> Collection entries
-- START --

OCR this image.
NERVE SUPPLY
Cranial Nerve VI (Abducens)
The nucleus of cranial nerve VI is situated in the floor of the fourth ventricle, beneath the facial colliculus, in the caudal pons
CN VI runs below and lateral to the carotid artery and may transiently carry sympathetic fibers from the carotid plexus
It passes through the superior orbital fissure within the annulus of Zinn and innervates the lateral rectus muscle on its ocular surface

-- END --

> TASK
Repeat the records above exactly, from the first line to the last.

> OUTPUT BELOW
OCR this image.
NERVE SUPPLY
Cranial Nerve VI (Abducens)
The nucleus of cranial nerve VI is situated in the floor of the fourth ventricle, beneath the facial colliculus, in the caudal pons
CN VI runs below and lateral to the carotid artery and may transiently carry sympathetic fibers from the carotid plexus
It passes through the superior orbital fissure within the annulus of Zinn and innervates the lateral rectus muscle on its ocular surface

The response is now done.